== Data supplied ==
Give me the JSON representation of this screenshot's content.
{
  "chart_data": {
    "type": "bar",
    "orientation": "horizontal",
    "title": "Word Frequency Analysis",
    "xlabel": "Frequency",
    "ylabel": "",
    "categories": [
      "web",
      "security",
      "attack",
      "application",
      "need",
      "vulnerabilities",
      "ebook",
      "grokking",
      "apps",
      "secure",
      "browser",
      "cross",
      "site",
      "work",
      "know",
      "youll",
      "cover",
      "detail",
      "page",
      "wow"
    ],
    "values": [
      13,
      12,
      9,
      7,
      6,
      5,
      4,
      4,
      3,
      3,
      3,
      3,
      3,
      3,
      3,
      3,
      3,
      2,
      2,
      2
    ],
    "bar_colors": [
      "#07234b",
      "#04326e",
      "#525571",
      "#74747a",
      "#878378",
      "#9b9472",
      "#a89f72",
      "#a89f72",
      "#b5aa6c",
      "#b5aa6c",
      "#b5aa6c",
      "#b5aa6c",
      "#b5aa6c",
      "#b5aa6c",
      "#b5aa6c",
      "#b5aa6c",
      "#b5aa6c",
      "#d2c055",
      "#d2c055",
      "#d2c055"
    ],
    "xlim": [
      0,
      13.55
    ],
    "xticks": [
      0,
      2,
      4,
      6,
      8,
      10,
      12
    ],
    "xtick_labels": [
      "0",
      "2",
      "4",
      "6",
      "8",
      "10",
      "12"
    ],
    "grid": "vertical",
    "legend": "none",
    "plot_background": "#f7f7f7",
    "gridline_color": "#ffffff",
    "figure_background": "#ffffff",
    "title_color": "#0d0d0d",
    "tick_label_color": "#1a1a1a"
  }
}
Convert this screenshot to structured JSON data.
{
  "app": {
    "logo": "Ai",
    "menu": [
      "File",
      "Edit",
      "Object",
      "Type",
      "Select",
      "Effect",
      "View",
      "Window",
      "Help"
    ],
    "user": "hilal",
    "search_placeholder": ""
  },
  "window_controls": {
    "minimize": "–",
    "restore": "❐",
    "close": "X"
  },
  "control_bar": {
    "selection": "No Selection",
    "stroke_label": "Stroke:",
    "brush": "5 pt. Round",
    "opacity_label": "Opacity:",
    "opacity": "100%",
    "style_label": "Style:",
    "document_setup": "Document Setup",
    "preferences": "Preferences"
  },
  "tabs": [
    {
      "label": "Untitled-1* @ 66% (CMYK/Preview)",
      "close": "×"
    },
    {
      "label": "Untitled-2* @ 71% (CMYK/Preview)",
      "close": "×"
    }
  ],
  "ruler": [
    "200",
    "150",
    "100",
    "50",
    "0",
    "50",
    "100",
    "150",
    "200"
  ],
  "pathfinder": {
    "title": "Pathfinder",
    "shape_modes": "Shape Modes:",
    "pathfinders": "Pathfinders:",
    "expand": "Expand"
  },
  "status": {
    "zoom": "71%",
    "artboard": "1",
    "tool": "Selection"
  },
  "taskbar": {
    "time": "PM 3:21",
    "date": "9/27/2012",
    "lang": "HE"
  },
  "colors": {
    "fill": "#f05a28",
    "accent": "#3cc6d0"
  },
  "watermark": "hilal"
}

== What is being asked ==
Copy out every line in the entries above that holds "this".

== The reply ==
Give me the JSON representation of this screenshot's content.
Convert this screenshot to structured JSON data.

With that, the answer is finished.